* _Instructions for the task_
Search the data for the string "Tham" and gather each line it is in.

Items listed in a dataset

· · · · · · ·

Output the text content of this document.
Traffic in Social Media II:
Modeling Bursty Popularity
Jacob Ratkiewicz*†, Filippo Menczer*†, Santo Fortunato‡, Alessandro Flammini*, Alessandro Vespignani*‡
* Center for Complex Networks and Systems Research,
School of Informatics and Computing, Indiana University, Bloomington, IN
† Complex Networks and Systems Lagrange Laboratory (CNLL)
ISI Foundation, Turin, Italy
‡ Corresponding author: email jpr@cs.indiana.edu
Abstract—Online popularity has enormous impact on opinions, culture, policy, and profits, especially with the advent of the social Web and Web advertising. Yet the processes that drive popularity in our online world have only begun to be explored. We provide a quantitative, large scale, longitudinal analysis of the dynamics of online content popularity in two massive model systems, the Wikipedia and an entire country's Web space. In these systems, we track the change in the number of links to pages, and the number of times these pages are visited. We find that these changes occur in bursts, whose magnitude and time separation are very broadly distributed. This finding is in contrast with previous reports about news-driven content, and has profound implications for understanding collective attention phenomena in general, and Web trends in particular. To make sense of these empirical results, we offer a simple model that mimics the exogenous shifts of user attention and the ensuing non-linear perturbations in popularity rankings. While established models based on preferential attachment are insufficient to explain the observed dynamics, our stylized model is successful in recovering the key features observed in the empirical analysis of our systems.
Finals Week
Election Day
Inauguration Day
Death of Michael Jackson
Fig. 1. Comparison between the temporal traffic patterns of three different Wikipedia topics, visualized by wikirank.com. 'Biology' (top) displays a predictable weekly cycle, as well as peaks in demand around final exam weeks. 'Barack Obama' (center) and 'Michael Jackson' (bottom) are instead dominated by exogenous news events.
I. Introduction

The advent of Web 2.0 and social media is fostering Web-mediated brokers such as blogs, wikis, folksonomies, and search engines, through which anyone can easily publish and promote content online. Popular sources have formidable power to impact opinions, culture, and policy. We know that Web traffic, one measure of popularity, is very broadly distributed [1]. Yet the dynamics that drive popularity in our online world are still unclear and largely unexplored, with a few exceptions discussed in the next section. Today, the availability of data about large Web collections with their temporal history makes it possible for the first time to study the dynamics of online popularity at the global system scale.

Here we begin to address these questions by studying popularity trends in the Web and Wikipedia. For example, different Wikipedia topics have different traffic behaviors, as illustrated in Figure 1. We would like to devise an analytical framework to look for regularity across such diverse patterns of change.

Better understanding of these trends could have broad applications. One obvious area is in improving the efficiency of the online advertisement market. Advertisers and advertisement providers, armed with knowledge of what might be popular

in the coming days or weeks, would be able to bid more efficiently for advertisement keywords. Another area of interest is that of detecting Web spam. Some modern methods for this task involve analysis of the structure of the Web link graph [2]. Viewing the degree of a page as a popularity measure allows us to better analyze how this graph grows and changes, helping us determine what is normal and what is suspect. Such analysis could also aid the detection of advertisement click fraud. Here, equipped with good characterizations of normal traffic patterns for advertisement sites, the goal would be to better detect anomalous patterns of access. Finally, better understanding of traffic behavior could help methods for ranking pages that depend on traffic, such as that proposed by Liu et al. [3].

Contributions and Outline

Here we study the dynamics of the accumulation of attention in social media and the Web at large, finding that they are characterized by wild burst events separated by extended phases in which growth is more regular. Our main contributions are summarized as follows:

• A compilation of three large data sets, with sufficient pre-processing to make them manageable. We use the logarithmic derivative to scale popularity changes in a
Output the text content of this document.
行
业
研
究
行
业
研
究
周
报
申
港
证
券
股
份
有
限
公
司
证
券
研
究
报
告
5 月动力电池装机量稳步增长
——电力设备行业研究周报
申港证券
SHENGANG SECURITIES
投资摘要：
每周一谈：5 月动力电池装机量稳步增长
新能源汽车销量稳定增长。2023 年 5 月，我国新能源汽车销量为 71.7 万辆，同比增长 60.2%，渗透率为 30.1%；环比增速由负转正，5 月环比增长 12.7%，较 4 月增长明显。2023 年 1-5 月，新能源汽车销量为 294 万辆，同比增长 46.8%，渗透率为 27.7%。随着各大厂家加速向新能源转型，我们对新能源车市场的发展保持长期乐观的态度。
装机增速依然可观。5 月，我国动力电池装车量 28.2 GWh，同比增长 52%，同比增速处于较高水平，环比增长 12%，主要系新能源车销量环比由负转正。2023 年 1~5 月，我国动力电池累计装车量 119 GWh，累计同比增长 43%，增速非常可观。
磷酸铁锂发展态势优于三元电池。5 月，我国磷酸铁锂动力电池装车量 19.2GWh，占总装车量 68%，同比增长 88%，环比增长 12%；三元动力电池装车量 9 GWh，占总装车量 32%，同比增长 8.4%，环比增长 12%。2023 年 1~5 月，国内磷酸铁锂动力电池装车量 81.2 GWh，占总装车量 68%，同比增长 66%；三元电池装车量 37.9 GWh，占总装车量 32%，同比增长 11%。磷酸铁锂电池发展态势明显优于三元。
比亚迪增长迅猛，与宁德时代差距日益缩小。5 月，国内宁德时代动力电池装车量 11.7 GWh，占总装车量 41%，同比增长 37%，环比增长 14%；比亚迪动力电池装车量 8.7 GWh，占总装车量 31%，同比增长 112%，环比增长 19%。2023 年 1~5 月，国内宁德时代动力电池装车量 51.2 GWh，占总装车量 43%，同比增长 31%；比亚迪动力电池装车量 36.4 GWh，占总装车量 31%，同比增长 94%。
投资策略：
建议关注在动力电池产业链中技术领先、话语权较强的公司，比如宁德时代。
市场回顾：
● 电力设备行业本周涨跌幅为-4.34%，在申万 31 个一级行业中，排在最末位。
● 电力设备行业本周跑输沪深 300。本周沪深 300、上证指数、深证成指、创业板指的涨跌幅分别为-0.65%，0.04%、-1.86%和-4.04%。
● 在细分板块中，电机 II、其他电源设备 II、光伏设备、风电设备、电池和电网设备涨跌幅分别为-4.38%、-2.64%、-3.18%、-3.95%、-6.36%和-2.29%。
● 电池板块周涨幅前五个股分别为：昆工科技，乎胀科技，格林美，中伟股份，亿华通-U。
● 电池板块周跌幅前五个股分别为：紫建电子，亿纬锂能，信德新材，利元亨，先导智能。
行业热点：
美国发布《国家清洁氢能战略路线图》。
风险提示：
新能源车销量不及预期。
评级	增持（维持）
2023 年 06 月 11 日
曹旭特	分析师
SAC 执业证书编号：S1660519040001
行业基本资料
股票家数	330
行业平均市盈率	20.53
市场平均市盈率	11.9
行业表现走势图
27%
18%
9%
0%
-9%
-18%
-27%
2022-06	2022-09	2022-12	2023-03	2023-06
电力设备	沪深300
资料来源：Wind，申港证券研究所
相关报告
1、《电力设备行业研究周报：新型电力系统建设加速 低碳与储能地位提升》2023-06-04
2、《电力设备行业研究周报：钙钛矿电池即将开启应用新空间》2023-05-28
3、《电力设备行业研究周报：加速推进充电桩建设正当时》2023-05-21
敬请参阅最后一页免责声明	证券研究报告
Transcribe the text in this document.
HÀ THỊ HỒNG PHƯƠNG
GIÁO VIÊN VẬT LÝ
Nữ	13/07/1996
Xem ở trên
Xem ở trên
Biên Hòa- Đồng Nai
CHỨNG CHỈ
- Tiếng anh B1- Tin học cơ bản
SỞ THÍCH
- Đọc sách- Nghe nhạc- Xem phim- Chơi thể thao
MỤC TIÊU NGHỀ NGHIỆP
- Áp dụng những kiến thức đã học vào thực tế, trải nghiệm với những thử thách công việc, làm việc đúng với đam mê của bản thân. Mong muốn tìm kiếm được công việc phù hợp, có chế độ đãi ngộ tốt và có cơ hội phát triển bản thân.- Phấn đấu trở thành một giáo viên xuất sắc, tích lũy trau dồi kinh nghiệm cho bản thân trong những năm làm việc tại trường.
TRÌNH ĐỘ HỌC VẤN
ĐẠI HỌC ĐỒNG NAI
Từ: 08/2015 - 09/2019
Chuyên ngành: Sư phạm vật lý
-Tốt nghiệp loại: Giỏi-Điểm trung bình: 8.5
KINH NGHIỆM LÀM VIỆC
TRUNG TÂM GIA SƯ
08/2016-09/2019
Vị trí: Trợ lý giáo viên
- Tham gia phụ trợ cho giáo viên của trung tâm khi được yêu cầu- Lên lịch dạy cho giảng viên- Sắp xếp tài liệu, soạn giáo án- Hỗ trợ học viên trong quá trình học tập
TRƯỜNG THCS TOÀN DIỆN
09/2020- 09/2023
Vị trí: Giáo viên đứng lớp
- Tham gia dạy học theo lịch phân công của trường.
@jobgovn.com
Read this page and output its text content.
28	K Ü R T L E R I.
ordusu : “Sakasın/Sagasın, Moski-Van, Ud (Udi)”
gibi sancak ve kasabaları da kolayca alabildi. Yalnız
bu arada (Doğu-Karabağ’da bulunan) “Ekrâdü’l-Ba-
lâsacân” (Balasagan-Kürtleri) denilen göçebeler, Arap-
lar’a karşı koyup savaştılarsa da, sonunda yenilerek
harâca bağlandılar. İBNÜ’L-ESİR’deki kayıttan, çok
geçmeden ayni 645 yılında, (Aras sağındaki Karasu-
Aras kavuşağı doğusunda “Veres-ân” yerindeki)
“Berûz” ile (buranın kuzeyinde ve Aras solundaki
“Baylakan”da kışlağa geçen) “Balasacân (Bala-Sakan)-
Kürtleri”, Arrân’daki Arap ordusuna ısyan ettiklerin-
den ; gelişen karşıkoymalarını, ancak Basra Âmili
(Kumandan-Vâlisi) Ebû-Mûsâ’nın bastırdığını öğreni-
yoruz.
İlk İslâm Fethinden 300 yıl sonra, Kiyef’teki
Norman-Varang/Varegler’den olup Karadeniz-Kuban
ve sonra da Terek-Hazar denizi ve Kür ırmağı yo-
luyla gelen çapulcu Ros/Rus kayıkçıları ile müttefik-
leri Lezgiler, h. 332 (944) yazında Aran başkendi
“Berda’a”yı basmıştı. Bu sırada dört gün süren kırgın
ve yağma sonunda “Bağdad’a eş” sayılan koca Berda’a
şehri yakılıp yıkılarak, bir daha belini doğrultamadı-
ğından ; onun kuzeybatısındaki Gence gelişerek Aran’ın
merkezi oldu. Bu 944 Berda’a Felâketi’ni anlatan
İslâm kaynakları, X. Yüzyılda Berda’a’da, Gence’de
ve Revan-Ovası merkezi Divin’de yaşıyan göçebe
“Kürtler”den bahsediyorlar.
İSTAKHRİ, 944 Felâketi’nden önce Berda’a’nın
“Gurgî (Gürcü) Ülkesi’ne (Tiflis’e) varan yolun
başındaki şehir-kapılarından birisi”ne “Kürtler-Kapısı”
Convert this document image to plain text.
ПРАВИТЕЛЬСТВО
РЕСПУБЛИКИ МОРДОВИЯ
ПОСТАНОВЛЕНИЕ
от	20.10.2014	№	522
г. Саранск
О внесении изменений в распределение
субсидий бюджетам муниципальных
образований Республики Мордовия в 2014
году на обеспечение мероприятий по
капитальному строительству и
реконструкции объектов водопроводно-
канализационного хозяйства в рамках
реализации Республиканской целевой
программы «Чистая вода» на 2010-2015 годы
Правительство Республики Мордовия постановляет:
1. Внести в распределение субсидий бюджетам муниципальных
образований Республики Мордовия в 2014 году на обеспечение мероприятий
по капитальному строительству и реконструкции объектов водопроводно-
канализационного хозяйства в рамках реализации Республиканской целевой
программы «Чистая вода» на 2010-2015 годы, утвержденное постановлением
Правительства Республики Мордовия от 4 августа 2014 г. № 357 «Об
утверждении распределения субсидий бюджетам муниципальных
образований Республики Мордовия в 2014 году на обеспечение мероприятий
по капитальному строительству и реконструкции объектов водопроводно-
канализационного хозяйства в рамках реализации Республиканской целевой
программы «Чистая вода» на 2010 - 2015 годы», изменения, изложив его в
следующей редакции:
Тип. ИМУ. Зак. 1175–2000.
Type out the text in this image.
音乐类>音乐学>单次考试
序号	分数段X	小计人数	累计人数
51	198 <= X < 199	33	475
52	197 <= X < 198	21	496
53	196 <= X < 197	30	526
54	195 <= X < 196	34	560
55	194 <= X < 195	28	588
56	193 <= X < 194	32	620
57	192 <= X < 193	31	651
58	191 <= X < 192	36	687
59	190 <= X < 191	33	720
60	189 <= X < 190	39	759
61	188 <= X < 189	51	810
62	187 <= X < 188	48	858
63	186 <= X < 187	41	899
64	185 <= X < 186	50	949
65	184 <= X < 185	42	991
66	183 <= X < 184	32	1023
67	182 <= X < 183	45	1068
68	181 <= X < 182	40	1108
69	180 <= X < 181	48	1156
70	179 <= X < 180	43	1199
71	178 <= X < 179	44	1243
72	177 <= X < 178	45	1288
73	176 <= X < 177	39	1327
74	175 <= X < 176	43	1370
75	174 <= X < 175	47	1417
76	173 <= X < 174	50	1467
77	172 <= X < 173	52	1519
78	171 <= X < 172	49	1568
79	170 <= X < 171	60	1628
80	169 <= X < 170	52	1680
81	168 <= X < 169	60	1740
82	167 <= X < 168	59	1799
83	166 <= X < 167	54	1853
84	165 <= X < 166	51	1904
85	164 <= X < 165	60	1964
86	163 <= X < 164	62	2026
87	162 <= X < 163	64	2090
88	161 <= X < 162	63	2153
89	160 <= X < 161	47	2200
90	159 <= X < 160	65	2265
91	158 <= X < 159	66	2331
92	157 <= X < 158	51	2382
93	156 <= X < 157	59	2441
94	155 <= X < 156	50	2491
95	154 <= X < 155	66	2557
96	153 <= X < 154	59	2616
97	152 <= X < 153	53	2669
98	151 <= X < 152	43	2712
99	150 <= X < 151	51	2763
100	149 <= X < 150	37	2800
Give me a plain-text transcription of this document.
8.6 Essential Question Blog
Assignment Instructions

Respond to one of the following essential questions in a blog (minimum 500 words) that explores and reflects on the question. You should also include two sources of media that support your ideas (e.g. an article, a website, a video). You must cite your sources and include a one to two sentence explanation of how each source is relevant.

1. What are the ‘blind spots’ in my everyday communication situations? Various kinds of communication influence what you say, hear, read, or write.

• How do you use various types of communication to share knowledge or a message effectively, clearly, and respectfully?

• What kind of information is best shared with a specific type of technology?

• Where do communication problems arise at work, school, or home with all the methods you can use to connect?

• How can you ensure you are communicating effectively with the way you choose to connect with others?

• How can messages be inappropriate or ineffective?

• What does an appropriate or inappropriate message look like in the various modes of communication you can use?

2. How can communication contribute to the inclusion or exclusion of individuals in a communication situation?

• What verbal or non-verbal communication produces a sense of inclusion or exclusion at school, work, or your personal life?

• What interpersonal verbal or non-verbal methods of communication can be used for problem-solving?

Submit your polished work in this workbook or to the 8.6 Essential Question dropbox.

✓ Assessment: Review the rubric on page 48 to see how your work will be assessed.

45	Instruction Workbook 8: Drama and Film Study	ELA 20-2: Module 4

· · · · · · ·

* _Complete response_
- Tham gia phụ trợ cho giáo viên của trung tâm khi được yêu cầu- Lên lịch dạy cho giảng viên- Sắp xếp tài liệu, soạn giáo án- Hỗ trợ học viên trong quá trình học tập
- Tham gia dạy học theo lịch phân công của trường.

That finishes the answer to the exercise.